>> Begin Recorded information
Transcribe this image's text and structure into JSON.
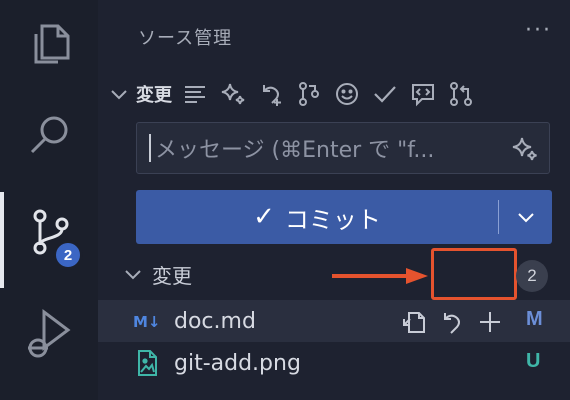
{
  "activity_bar": {
    "source_control_badge": "2"
  },
  "sidebar": {
    "view_title": "ソース管理",
    "more_label": "···",
    "section": {
      "title": "変更",
      "toolbar_icons": [
        "list-icon",
        "sparkle-icon",
        "undo-icon",
        "branch-compare-icon",
        "smiley-icon",
        "check-icon",
        "comment-code-icon",
        "pull-request-icon"
      ]
    },
    "commit_input": {
      "placeholder": "メッセージ (⌘Enter で \"f..."
    },
    "commit_button": {
      "check": "✓",
      "label": "コミット"
    },
    "changes_group": {
      "title": "変更",
      "count": "2"
    },
    "files": [
      {
        "name": "doc.md",
        "status": "M",
        "status_color": "#6c8fd8",
        "icon": "markdown-icon"
      },
      {
        "name": "git-add.png",
        "status": "U",
        "status_color": "#3fb6a8",
        "icon": "image-icon"
      }
    ]
  },
  "colors": {
    "accent": "#3b5ba5",
    "highlight": "#e5532e"
  }
}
>> End Recorded information
# Required task
Without the pictures, write out all of the material exactly.

# Solution for this task
Transcribe this image's text and structure into JSON.
{
  "activity_bar": {
    "source_control_badge": "2"
  },
  "sidebar": {
    "view_title": "ソース管理",
    "more_label": "···",
    "section": {
      "title": "変更",
      "toolbar_icons": [
        "list-icon",
        "sparkle-icon",
        "undo-icon",
        "branch-compare-icon",
        "smiley-icon",
        "check-icon",
        "comment-code-icon",
        "pull-request-icon"
      ]
    },
    "commit_input": {
      "placeholder": "メッセージ (⌘Enter で \"f..."
    },
    "commit_button": {
      "check": "✓",
      "label": "コミット"
    },
    "changes_group": {
      "title": "変更",
      "count": "2"
    },
    "files": [
      {
        "name": "doc.md",
        "status": "M",
        "status_color": "#6c8fd8",
        "icon": "markdown-icon"
      },
      {
        "name": "git-add.png",
        "status": "U",
        "status_color": "#3fb6a8",
        "icon": "image-icon"
      }
    ]
  },
  "colors": {
    "accent": "#3b5ba5",
    "highlight": "#e5532e"
  }
}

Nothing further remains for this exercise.